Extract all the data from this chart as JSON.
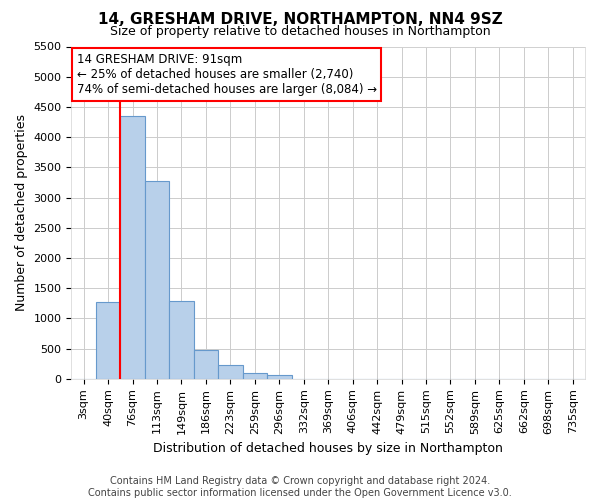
{
  "title": "14, GRESHAM DRIVE, NORTHAMPTON, NN4 9SZ",
  "subtitle": "Size of property relative to detached houses in Northampton",
  "xlabel": "Distribution of detached houses by size in Northampton",
  "ylabel": "Number of detached properties",
  "footer_line1": "Contains HM Land Registry data © Crown copyright and database right 2024.",
  "footer_line2": "Contains public sector information licensed under the Open Government Licence v3.0.",
  "bar_labels": [
    "3sqm",
    "40sqm",
    "76sqm",
    "113sqm",
    "149sqm",
    "186sqm",
    "223sqm",
    "259sqm",
    "296sqm",
    "332sqm",
    "369sqm",
    "406sqm",
    "442sqm",
    "479sqm",
    "515sqm",
    "552sqm",
    "589sqm",
    "625sqm",
    "662sqm",
    "698sqm",
    "735sqm"
  ],
  "bar_values": [
    0,
    1270,
    4350,
    3280,
    1280,
    475,
    230,
    100,
    70,
    0,
    0,
    0,
    0,
    0,
    0,
    0,
    0,
    0,
    0,
    0,
    0
  ],
  "bar_color": "#b8d0ea",
  "bar_edge_color": "#6699cc",
  "vline_x_index": 2,
  "vline_color": "red",
  "ylim": [
    0,
    5500
  ],
  "yticks": [
    0,
    500,
    1000,
    1500,
    2000,
    2500,
    3000,
    3500,
    4000,
    4500,
    5000,
    5500
  ],
  "annotation_line1": "14 GRESHAM DRIVE: 91sqm",
  "annotation_line2": "← 25% of detached houses are smaller (2,740)",
  "annotation_line3": "74% of semi-detached houses are larger (8,084) →",
  "annotation_box_color": "white",
  "annotation_box_edge_color": "red",
  "grid_color": "#cccccc",
  "background_color": "white",
  "title_fontsize": 11,
  "subtitle_fontsize": 9,
  "ylabel_fontsize": 9,
  "xlabel_fontsize": 9,
  "tick_fontsize": 8,
  "footer_fontsize": 7
}
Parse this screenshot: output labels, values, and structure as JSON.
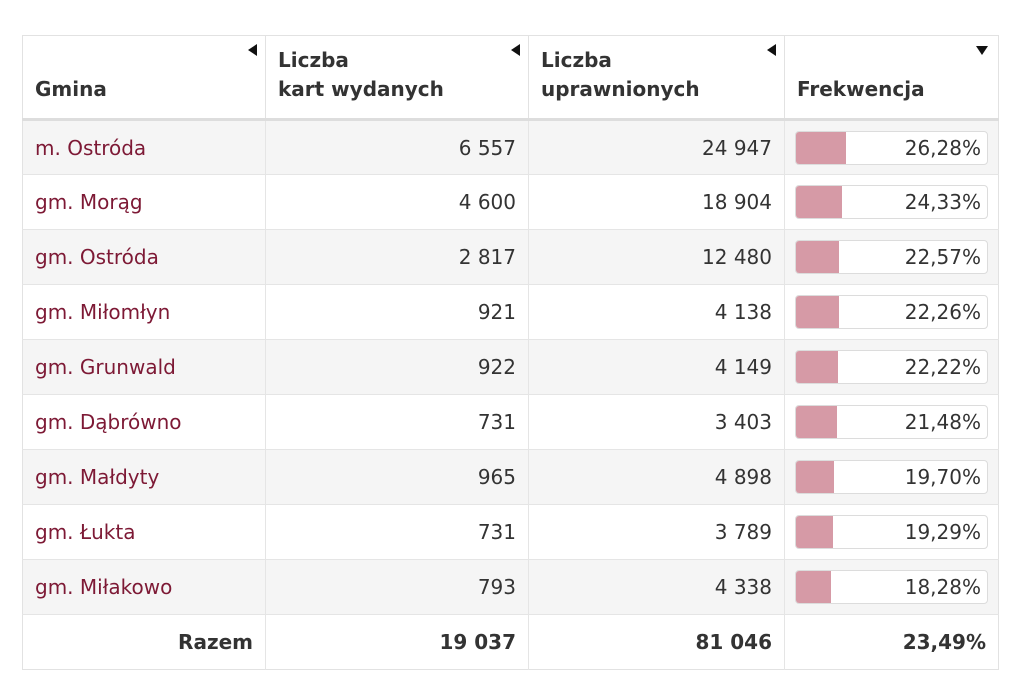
{
  "header": {
    "gmina": "Gmina",
    "karty": "Liczba\nkart wydanych",
    "uprawnieni": "Liczba\nuprawnionych",
    "frekwencja": "Frekwencja"
  },
  "rows": [
    {
      "name": "m. Ostróda",
      "karty": "6 557",
      "uprawnieni": "24 947",
      "frekwencja": "26,28%",
      "pct": 26.28
    },
    {
      "name": "gm. Morąg",
      "karty": "4 600",
      "uprawnieni": "18 904",
      "frekwencja": "24,33%",
      "pct": 24.33
    },
    {
      "name": "gm. Ostróda",
      "karty": "2 817",
      "uprawnieni": "12 480",
      "frekwencja": "22,57%",
      "pct": 22.57
    },
    {
      "name": "gm. Miłomłyn",
      "karty": "921",
      "uprawnieni": "4 138",
      "frekwencja": "22,26%",
      "pct": 22.26
    },
    {
      "name": "gm. Grunwald",
      "karty": "922",
      "uprawnieni": "4 149",
      "frekwencja": "22,22%",
      "pct": 22.22
    },
    {
      "name": "gm. Dąbrówno",
      "karty": "731",
      "uprawnieni": "3 403",
      "frekwencja": "21,48%",
      "pct": 21.48
    },
    {
      "name": "gm. Małdyty",
      "karty": "965",
      "uprawnieni": "4 898",
      "frekwencja": "19,70%",
      "pct": 19.7
    },
    {
      "name": "gm. Łukta",
      "karty": "731",
      "uprawnieni": "3 789",
      "frekwencja": "19,29%",
      "pct": 19.29
    },
    {
      "name": "gm. Miłakowo",
      "karty": "793",
      "uprawnieni": "4 338",
      "frekwencja": "18,28%",
      "pct": 18.28
    }
  ],
  "total": {
    "label": "Razem",
    "karty": "19 037",
    "uprawnieni": "81 046",
    "frekwencja": "23,49%"
  },
  "icons": {
    "gmina_sort": "sort-left-icon",
    "karty_sort": "sort-left-icon",
    "uprawnieni_sort": "sort-left-icon",
    "frekwencja_sort": "sort-down-icon"
  },
  "colors": {
    "name_link": "#7d1935",
    "bar_fill": "#d69aa6",
    "stripe": "#f5f5f5"
  }
}
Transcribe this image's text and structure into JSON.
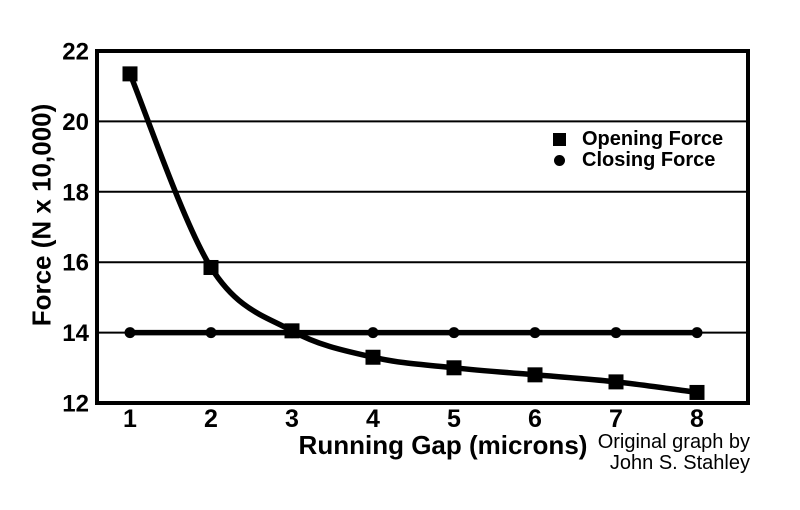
{
  "chart_data": {
    "type": "line",
    "title": "",
    "xlabel": "Running Gap (microns)",
    "ylabel": "Force (N x 10,000)",
    "x": [
      1,
      2,
      3,
      4,
      5,
      6,
      7,
      8
    ],
    "xticks": [
      1,
      2,
      3,
      4,
      5,
      6,
      7,
      8
    ],
    "yticks": [
      12,
      14,
      16,
      18,
      20,
      22
    ],
    "ylim": [
      12,
      22
    ],
    "grid": "horizontal",
    "legend_position": "inside-top-right",
    "line_color": "#000000",
    "background_color": "#ffffff",
    "series": [
      {
        "name": "Opening Force",
        "marker": "square",
        "smooth": true,
        "values": [
          21.35,
          15.85,
          14.05,
          13.3,
          13.0,
          12.8,
          12.6,
          12.3
        ]
      },
      {
        "name": "Closing Force",
        "marker": "circle",
        "smooth": false,
        "values": [
          14,
          14,
          14,
          14,
          14,
          14,
          14,
          14
        ]
      }
    ]
  },
  "attribution": {
    "line1": "Original graph by",
    "line2": "John S. Stahley"
  }
}
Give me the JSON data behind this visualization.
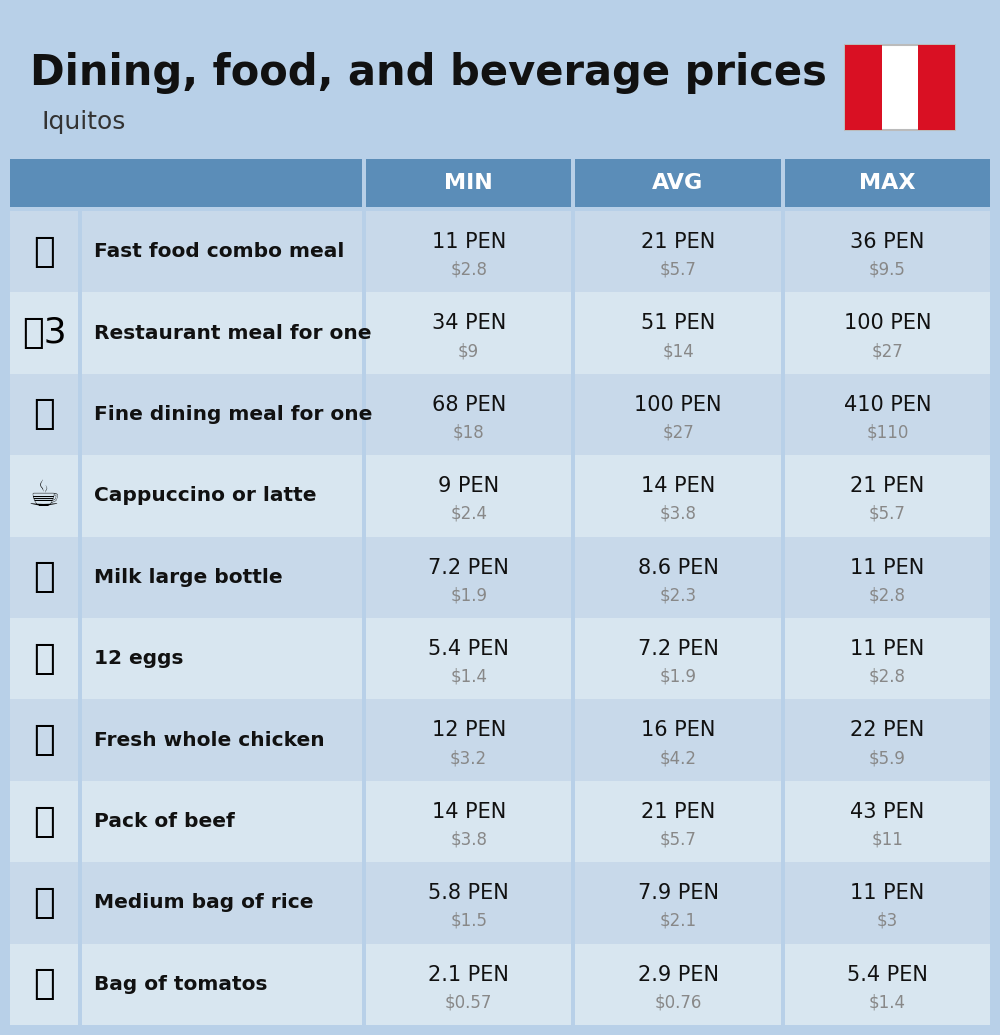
{
  "title": "Dining, food, and beverage prices",
  "subtitle": "Iquitos",
  "title_fontsize": 30,
  "subtitle_fontsize": 18,
  "bg_color": "#b8d0e8",
  "header_color": "#5b8db8",
  "header_text_color": "#ffffff",
  "row_color_odd": "#c8d9ea",
  "row_color_even": "#d8e6f0",
  "item_label_color": "#111111",
  "pen_value_color": "#111111",
  "usd_value_color": "#888888",
  "columns": [
    "MIN",
    "AVG",
    "MAX"
  ],
  "rows": [
    {
      "label": "Fast food combo meal",
      "min_pen": "11 PEN",
      "min_usd": "$2.8",
      "avg_pen": "21 PEN",
      "avg_usd": "$5.7",
      "max_pen": "36 PEN",
      "max_usd": "$9.5"
    },
    {
      "label": "Restaurant meal for one",
      "min_pen": "34 PEN",
      "min_usd": "$9",
      "avg_pen": "51 PEN",
      "avg_usd": "$14",
      "max_pen": "100 PEN",
      "max_usd": "$27"
    },
    {
      "label": "Fine dining meal for one",
      "min_pen": "68 PEN",
      "min_usd": "$18",
      "avg_pen": "100 PEN",
      "avg_usd": "$27",
      "max_pen": "410 PEN",
      "max_usd": "$110"
    },
    {
      "label": "Cappuccino or latte",
      "min_pen": "9 PEN",
      "min_usd": "$2.4",
      "avg_pen": "14 PEN",
      "avg_usd": "$3.8",
      "max_pen": "21 PEN",
      "max_usd": "$5.7"
    },
    {
      "label": "Milk large bottle",
      "min_pen": "7.2 PEN",
      "min_usd": "$1.9",
      "avg_pen": "8.6 PEN",
      "avg_usd": "$2.3",
      "max_pen": "11 PEN",
      "max_usd": "$2.8"
    },
    {
      "label": "12 eggs",
      "min_pen": "5.4 PEN",
      "min_usd": "$1.4",
      "avg_pen": "7.2 PEN",
      "avg_usd": "$1.9",
      "max_pen": "11 PEN",
      "max_usd": "$2.8"
    },
    {
      "label": "Fresh whole chicken",
      "min_pen": "12 PEN",
      "min_usd": "$3.2",
      "avg_pen": "16 PEN",
      "avg_usd": "$4.2",
      "max_pen": "22 PEN",
      "max_usd": "$5.9"
    },
    {
      "label": "Pack of beef",
      "min_pen": "14 PEN",
      "min_usd": "$3.8",
      "avg_pen": "21 PEN",
      "avg_usd": "$5.7",
      "max_pen": "43 PEN",
      "max_usd": "$11"
    },
    {
      "label": "Medium bag of rice",
      "min_pen": "5.8 PEN",
      "min_usd": "$1.5",
      "avg_pen": "7.9 PEN",
      "avg_usd": "$2.1",
      "max_pen": "11 PEN",
      "max_usd": "$3"
    },
    {
      "label": "Bag of tomatos",
      "min_pen": "2.1 PEN",
      "min_usd": "$0.57",
      "avg_pen": "2.9 PEN",
      "avg_usd": "$0.76",
      "max_pen": "5.4 PEN",
      "max_usd": "$1.4"
    }
  ],
  "icon_emojis": [
    "🍔",
    "🌷3",
    "🍽",
    "☕",
    "🥛",
    "🥚",
    "🍗",
    "🥩",
    "🍚",
    "🍅"
  ],
  "flag_colors": [
    "#D91023",
    "#FFFFFF",
    "#D91023"
  ]
}
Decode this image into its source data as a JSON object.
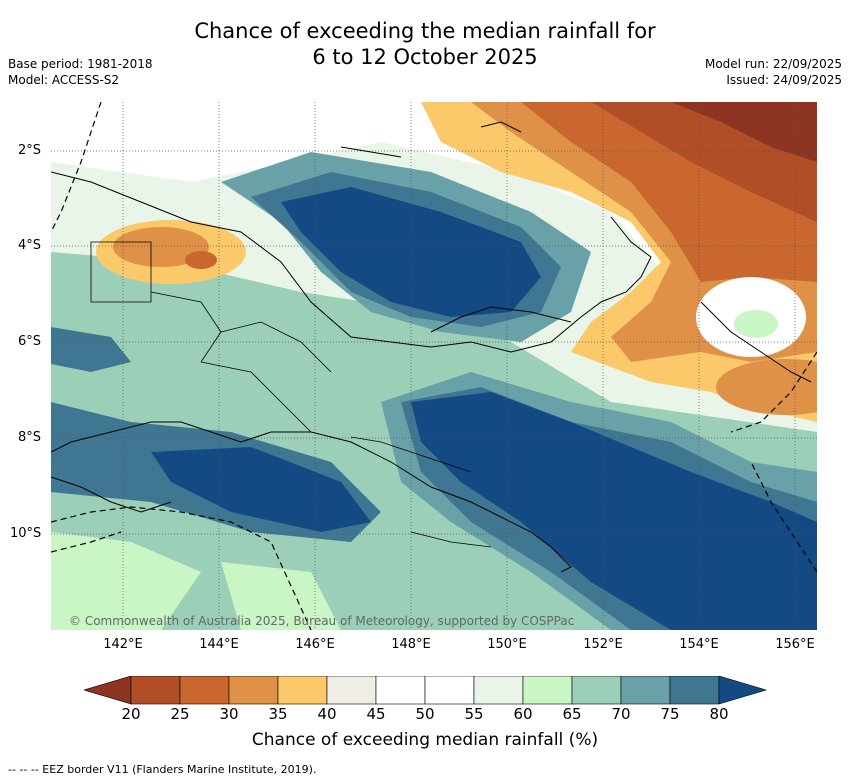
{
  "header": {
    "title_line1": "Chance of exceeding the median rainfall for",
    "title_line2": "6 to 12 October 2025",
    "base_period": "Base period: 1981-2018",
    "model": "Model: ACCESS-S2",
    "model_run": "Model run: 22/09/2025",
    "issued": "Issued: 24/09/2025"
  },
  "map": {
    "lat_labels": [
      "2°S",
      "4°S",
      "6°S",
      "8°S",
      "10°S"
    ],
    "lon_labels": [
      "142°E",
      "144°E",
      "146°E",
      "148°E",
      "150°E",
      "152°E",
      "154°E",
      "156°E"
    ],
    "copyright": "© Commonwealth of Australia 2025, Bureau of Meteorology, supported by COSPPac"
  },
  "legend": {
    "ticks": [
      "20",
      "25",
      "30",
      "35",
      "40",
      "45",
      "50",
      "55",
      "60",
      "65",
      "70",
      "75",
      "80"
    ],
    "colors": [
      "#b14e27",
      "#c9672f",
      "#df9147",
      "#fbc96a",
      "#f0ede4",
      "#ffffff",
      "#ffffff",
      "#e8f5e8",
      "#caf6c6",
      "#9ccfb7",
      "#69a1a8",
      "#3f7691"
    ],
    "low_extend_color": "#8e3422",
    "high_extend_color": "#144a84",
    "label": "Chance of exceeding median rainfall (%)"
  },
  "footnote": "--  --  -- EEZ border V11 (Flanders Marine Institute, 2019)."
}
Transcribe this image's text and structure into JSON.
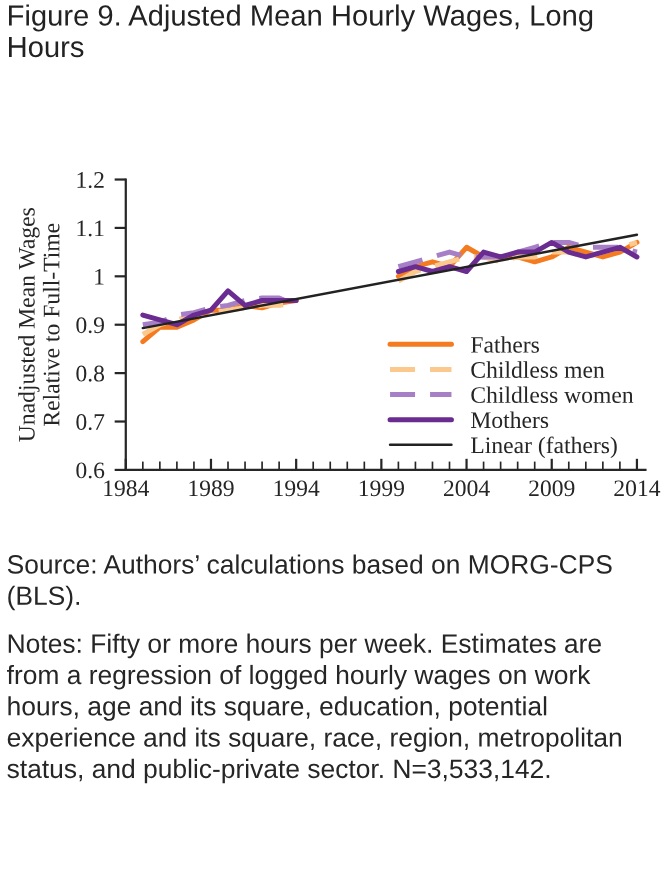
• • •
Short task => For each line of the listing that holds the word "meal", show that line.

Solution for this task =>
      "label": "Fast food combo meal",
      "label": "Restaurant meal for one",
      "label": "Fine dining meal for one",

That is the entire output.